● **STATED EXERCISE**
Search the material below for the string "consistently" and extract each line that has it.

Extracted data entries
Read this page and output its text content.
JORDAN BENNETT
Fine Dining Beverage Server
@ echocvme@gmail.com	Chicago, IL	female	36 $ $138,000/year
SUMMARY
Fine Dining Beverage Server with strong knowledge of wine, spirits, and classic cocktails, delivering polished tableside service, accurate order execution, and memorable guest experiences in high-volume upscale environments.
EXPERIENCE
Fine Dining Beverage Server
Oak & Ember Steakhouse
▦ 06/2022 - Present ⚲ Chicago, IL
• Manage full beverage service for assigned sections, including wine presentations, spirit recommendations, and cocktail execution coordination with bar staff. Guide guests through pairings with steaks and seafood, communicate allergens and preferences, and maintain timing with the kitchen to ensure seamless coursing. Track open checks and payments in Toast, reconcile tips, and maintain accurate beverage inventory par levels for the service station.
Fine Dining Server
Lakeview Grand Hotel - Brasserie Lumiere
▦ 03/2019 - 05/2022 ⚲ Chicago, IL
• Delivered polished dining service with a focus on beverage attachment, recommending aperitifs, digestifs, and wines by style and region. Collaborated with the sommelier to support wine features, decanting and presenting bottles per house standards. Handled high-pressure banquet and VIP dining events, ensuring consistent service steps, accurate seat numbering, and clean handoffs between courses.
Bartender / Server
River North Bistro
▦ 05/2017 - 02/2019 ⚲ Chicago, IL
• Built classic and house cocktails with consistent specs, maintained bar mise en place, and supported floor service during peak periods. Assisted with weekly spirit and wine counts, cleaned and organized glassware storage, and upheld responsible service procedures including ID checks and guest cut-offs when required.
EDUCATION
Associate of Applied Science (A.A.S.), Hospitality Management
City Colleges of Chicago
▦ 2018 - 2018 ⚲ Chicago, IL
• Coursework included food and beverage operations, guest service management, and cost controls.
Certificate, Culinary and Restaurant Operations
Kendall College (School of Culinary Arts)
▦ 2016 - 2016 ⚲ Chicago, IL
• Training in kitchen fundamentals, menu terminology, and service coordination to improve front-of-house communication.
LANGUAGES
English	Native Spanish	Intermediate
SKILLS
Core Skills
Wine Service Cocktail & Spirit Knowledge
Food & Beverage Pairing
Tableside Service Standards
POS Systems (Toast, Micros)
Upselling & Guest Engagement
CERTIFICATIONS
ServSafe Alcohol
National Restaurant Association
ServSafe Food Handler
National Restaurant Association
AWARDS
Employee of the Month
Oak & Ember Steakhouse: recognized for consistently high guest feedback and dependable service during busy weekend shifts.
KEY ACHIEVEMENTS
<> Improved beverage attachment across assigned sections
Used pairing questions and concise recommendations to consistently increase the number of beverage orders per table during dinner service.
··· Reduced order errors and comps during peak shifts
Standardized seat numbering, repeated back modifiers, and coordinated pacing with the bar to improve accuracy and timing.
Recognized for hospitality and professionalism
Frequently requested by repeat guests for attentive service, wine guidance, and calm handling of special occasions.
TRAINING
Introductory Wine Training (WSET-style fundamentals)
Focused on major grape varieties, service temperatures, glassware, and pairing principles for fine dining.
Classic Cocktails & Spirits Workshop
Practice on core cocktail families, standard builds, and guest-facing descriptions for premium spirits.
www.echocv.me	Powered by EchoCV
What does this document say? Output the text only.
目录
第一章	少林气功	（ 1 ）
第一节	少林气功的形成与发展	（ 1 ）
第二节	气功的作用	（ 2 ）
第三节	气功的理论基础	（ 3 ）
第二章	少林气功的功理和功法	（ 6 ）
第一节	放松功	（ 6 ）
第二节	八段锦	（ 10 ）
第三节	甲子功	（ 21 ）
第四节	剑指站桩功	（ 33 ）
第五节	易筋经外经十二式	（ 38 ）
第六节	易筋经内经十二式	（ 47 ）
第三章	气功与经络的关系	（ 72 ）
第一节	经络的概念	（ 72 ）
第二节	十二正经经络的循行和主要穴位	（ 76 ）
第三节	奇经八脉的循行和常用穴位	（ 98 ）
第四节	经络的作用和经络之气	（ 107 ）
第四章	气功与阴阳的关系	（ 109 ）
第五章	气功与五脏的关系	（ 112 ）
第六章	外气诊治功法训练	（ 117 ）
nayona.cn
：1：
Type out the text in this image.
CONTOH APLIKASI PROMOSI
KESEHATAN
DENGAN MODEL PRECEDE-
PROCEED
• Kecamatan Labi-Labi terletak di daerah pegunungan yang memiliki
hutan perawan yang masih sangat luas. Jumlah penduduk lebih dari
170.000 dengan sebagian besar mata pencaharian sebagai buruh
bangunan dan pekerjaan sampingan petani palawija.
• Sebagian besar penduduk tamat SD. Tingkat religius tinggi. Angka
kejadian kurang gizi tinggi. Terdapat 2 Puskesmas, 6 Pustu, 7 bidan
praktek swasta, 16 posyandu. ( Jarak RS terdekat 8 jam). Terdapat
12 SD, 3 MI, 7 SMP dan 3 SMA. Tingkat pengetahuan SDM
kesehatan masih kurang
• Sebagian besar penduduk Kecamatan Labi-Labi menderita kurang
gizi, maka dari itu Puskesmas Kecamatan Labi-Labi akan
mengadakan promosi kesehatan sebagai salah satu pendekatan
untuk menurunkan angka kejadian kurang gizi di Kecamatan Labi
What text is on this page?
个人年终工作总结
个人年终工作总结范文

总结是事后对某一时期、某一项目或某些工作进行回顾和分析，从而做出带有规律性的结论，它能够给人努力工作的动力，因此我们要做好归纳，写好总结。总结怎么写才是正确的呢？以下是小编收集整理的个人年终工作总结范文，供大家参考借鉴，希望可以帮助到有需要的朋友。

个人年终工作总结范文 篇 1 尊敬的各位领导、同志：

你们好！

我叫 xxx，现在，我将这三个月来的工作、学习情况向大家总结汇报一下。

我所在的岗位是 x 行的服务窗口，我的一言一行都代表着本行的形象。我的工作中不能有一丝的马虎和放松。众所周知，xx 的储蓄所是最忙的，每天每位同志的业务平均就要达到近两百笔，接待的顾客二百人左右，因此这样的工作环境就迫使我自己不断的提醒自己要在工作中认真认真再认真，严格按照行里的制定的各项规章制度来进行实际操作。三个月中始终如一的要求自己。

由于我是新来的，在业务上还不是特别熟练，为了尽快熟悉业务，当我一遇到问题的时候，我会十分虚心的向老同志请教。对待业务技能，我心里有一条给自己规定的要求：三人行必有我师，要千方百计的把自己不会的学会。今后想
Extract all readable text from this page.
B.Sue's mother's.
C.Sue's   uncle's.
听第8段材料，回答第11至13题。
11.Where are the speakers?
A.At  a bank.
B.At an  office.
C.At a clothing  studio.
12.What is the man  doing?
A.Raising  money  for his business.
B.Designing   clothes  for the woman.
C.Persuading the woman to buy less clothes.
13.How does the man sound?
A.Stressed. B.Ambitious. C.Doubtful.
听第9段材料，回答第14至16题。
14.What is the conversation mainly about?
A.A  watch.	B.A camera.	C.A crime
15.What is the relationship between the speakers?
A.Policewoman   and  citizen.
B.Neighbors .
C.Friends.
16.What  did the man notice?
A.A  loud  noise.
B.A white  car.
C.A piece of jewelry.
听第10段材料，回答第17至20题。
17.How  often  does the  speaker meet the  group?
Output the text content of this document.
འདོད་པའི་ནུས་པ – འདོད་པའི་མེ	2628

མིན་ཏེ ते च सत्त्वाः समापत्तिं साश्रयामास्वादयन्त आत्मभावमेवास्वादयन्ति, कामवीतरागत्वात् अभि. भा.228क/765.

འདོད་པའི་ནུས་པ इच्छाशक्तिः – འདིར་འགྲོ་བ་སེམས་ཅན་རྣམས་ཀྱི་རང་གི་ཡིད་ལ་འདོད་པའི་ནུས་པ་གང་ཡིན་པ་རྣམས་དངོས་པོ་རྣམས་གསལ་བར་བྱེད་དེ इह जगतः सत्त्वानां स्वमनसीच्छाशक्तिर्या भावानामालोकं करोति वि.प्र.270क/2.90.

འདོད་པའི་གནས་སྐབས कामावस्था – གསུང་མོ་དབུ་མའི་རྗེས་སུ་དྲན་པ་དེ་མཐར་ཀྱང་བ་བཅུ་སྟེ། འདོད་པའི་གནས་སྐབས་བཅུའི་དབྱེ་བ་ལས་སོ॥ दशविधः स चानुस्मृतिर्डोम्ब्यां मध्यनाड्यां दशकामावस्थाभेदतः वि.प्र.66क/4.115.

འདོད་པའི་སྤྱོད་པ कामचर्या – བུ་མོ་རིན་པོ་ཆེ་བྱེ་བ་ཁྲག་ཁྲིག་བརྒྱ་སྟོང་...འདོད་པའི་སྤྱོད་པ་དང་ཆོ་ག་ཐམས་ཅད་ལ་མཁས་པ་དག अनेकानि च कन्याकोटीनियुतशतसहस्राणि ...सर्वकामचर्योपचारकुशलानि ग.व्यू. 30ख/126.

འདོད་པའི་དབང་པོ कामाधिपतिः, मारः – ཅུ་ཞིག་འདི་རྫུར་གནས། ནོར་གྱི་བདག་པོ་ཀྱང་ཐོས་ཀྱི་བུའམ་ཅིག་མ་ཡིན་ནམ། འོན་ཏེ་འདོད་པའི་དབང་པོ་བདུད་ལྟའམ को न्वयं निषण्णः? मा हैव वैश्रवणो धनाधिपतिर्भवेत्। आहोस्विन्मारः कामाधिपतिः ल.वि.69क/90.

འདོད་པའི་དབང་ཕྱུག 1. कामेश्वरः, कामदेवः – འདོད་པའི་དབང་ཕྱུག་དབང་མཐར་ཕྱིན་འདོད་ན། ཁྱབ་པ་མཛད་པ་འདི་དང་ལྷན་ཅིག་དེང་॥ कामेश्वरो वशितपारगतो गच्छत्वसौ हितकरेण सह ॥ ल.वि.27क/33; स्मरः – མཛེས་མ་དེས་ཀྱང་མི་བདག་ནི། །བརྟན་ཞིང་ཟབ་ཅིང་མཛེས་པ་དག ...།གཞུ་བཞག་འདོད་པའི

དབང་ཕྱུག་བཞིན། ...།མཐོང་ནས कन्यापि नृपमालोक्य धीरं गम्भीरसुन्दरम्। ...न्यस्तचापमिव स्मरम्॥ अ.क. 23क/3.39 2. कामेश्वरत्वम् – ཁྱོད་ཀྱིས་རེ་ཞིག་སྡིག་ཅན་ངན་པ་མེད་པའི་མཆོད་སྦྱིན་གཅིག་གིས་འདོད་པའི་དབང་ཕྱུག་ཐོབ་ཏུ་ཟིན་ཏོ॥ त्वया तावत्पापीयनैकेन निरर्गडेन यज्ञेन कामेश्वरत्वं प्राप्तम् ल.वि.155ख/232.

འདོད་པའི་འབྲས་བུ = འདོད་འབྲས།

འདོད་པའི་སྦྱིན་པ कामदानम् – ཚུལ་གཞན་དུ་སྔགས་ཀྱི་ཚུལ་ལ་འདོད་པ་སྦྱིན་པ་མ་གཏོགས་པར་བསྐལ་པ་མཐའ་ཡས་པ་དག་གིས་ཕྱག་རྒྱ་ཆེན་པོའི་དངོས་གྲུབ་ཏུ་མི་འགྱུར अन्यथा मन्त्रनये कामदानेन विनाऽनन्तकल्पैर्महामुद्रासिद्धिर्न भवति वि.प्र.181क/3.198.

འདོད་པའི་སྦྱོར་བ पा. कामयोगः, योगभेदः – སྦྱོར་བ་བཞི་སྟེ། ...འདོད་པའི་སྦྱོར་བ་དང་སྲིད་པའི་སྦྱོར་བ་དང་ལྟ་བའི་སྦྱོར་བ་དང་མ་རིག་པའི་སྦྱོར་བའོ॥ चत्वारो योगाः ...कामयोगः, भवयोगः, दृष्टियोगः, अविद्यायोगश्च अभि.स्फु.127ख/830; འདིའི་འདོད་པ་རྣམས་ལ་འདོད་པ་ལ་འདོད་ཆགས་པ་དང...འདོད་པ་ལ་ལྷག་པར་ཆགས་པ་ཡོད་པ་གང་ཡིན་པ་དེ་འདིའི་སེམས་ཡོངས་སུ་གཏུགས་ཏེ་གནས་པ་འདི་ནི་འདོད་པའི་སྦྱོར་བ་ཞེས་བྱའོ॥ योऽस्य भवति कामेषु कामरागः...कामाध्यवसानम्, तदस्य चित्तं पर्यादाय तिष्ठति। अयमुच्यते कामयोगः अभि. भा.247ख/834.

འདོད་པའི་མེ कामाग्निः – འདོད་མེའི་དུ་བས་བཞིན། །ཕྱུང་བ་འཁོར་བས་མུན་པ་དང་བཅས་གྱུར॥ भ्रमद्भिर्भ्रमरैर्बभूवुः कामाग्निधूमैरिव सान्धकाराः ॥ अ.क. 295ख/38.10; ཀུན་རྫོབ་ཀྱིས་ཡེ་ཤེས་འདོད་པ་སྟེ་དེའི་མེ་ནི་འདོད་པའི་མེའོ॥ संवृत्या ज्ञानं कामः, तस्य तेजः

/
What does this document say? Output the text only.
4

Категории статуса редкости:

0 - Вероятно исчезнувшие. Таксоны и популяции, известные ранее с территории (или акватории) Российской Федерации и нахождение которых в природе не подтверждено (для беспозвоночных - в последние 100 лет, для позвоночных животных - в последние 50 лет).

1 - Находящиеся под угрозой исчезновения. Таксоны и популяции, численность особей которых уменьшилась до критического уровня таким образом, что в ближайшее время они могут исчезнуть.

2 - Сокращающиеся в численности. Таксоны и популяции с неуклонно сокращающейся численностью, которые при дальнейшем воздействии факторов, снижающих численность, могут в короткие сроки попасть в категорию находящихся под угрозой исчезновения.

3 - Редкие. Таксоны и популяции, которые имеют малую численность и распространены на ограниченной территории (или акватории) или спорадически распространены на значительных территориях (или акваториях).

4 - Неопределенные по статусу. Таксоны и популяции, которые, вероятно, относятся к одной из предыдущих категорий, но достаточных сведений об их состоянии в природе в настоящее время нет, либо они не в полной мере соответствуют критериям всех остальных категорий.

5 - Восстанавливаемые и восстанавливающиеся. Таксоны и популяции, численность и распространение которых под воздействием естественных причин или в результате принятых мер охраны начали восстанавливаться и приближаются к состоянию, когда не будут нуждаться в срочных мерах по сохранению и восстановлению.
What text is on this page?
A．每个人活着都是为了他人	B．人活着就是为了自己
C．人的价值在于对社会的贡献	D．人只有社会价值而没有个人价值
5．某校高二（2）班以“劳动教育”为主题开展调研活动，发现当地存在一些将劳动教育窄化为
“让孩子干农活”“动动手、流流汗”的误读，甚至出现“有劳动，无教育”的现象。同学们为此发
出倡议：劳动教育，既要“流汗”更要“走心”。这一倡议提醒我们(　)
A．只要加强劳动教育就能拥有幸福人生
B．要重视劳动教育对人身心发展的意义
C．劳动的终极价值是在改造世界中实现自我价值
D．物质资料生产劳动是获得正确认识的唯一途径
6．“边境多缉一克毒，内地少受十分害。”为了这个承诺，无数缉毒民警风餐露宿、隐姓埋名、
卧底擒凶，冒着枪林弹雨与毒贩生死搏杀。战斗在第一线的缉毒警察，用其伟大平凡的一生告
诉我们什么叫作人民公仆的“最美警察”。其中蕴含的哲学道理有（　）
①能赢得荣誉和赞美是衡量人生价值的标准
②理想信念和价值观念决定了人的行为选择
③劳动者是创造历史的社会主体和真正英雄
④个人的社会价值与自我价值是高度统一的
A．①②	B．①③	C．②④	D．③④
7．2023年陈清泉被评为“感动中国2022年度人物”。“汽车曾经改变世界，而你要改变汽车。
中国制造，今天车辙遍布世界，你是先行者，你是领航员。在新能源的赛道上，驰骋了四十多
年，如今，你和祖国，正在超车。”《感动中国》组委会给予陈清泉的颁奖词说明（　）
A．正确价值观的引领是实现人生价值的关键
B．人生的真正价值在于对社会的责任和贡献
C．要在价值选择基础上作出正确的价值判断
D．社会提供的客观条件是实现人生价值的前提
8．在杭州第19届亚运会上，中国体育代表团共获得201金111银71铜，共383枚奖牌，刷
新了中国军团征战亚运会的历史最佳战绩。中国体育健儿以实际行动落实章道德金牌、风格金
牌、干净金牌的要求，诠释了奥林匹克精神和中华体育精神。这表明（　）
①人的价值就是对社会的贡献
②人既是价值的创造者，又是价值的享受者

● **ANSWER TO THIS EXERCISE**
Oak & Ember Steakhouse: recognized for consistently high guest feedback and dependable service during busy weekend shifts.
Used pairing questions and concise recommendations to consistently increase the number of beverage orders per table during dinner service.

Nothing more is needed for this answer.